Give the number of lines in the entries that contain "this". State only the count.

**Given data**
++++++++++

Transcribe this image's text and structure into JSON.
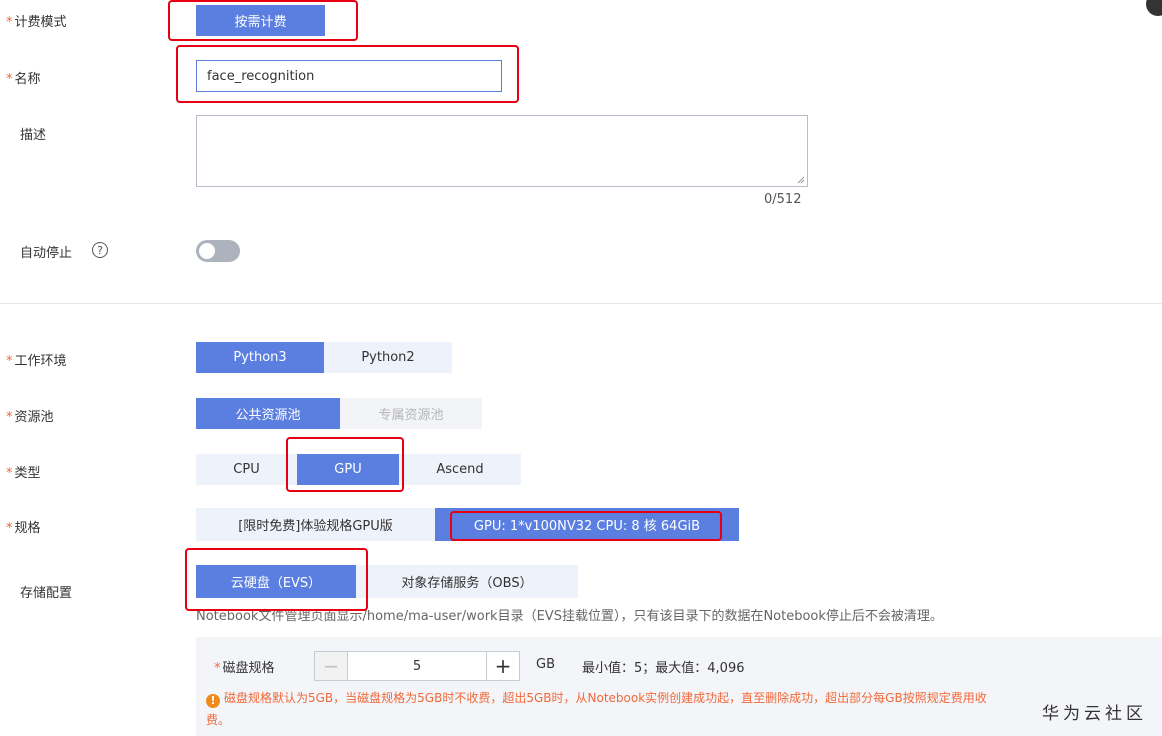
{
  "billing": {
    "label": "计费模式",
    "options": [
      "按需计费"
    ]
  },
  "name": {
    "label": "名称",
    "value": "face_recognition"
  },
  "description": {
    "label": "描述",
    "counter": "0/512"
  },
  "auto_stop": {
    "label": "自动停止",
    "help": "?",
    "enabled": false
  },
  "work_env": {
    "label": "工作环境",
    "options": [
      "Python3",
      "Python2"
    ],
    "selected": "Python3"
  },
  "resource_pool": {
    "label": "资源池",
    "options": [
      "公共资源池",
      "专属资源池"
    ],
    "selected": "公共资源池"
  },
  "type": {
    "label": "类型",
    "options": [
      "CPU",
      "GPU",
      "Ascend"
    ],
    "selected": "GPU"
  },
  "spec": {
    "label": "规格",
    "options": [
      "[限时免费]体验规格GPU版",
      "GPU: 1*v100NV32 CPU: 8 核 64GiB"
    ],
    "selected": "GPU: 1*v100NV32 CPU: 8 核 64GiB"
  },
  "storage": {
    "label": "存储配置",
    "options": [
      "云硬盘（EVS）",
      "对象存储服务（OBS）"
    ],
    "selected": "云硬盘（EVS）",
    "hint": "Notebook文件管理页面显示/home/ma-user/work目录（EVS挂载位置），只有该目录下的数据在Notebook停止后不会被清理。"
  },
  "disk": {
    "label": "磁盘规格",
    "value": "5",
    "unit": "GB",
    "range": "最小值：5；最大值：4,096",
    "warning_line1": "磁盘规格默认为5GB，当磁盘规格为5GB时不收费，超出5GB时，从Notebook实例创建成功起，直至删除成功，超出部分每GB按照规定费用收",
    "warning_line2": "费。"
  },
  "watermark": "华为云社区",
  "required_mark": "*",
  "colors": {
    "accent": "#5b7fe0",
    "annotation": "#e60012",
    "warning": "#f0693a"
  }
}
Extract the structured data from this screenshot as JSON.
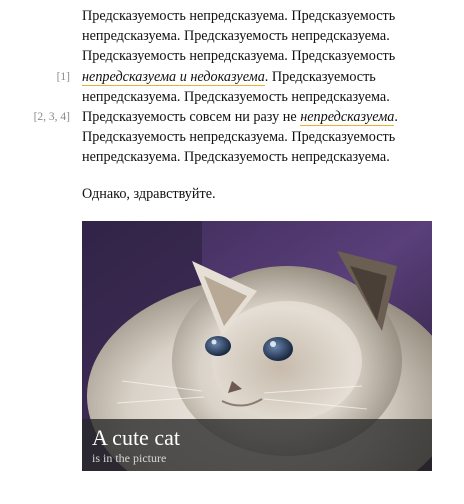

++++++++++

**Solution to the exercise**
2